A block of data
----

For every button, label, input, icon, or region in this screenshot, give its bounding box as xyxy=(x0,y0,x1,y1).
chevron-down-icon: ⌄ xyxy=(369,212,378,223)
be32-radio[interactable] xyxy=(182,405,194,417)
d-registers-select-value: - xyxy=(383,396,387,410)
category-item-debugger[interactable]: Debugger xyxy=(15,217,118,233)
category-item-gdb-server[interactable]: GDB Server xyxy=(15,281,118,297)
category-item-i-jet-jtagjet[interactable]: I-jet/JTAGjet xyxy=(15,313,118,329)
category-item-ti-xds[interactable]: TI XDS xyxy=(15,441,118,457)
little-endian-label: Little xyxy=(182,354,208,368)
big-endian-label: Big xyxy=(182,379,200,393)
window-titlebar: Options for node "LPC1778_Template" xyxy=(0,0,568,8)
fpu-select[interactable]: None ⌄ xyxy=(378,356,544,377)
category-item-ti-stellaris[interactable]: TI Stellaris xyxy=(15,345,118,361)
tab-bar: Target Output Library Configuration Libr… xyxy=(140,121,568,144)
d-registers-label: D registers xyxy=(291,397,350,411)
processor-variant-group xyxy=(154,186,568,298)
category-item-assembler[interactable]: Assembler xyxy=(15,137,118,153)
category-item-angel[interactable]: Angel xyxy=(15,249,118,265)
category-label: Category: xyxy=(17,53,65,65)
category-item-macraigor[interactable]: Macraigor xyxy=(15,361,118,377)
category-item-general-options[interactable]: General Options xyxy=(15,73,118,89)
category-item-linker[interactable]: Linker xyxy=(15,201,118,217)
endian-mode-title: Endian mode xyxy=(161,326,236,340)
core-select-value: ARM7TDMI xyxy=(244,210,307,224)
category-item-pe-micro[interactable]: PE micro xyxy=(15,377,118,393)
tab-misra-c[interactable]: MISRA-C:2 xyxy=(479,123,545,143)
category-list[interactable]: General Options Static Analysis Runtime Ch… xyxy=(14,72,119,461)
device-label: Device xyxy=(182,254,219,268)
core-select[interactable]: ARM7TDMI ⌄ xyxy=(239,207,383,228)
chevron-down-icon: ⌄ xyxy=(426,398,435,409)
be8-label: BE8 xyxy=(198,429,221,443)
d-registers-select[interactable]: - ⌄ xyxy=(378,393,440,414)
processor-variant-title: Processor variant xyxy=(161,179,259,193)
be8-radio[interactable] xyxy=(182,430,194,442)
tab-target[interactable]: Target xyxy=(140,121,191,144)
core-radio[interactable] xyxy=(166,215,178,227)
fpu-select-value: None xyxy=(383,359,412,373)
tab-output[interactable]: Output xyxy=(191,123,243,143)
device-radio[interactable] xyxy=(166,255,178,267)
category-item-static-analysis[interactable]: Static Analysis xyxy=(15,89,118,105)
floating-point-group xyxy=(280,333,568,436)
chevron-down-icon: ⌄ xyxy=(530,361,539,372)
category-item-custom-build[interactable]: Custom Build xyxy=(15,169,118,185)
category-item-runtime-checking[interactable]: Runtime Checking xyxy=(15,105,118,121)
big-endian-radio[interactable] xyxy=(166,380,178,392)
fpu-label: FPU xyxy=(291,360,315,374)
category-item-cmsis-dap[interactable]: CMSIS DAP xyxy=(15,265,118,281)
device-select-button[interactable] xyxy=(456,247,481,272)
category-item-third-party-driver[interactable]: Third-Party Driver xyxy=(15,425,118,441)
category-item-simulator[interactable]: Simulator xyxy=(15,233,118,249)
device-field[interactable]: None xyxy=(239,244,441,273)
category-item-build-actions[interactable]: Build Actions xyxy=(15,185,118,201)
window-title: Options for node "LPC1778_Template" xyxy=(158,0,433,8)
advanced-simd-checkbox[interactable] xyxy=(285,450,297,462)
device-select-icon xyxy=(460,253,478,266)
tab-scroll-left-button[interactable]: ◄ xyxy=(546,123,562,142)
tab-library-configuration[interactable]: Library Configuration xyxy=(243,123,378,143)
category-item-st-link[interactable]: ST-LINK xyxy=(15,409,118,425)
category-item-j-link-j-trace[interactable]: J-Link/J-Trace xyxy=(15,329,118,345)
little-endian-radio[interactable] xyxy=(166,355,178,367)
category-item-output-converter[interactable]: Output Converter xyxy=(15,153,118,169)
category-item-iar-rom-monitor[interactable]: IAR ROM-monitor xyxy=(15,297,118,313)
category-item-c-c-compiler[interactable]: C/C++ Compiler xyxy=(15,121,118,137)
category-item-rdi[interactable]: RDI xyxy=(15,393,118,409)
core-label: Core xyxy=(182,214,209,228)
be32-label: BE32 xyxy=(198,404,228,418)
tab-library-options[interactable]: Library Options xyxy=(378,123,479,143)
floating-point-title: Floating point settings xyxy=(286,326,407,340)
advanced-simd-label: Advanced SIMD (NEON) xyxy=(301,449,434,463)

----

### To be done
Copy out the lines above, starting at the beginning of the block and ending with the line that contains "d-registers-select-value: - xyxy=(383,396,387,410)", without changing anything.

### Result
For every button, label, input, icon, or region in this screenshot, give its bounding box as xyxy=(x0,y0,x1,y1).
chevron-down-icon: ⌄ xyxy=(369,212,378,223)
be32-radio[interactable] xyxy=(182,405,194,417)
d-registers-select-value: - xyxy=(383,396,387,410)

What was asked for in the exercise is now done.